(Records from a collection)
>> Start

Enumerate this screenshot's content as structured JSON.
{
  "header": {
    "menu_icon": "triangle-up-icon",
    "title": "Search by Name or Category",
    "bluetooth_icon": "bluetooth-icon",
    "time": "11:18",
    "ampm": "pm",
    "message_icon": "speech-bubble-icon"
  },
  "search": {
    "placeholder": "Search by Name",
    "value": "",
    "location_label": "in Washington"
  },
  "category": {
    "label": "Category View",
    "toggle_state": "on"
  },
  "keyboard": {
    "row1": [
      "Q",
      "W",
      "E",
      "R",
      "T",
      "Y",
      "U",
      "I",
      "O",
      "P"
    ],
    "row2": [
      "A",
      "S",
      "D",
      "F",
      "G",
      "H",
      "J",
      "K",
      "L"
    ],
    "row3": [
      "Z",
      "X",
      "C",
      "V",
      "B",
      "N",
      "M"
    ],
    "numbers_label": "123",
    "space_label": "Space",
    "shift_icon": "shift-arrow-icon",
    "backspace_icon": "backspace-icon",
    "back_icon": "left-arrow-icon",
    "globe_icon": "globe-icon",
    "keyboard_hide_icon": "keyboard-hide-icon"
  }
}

>> End

### Exercise
Return nothing except the number of lines that include the string "Name".

### Complete answer
2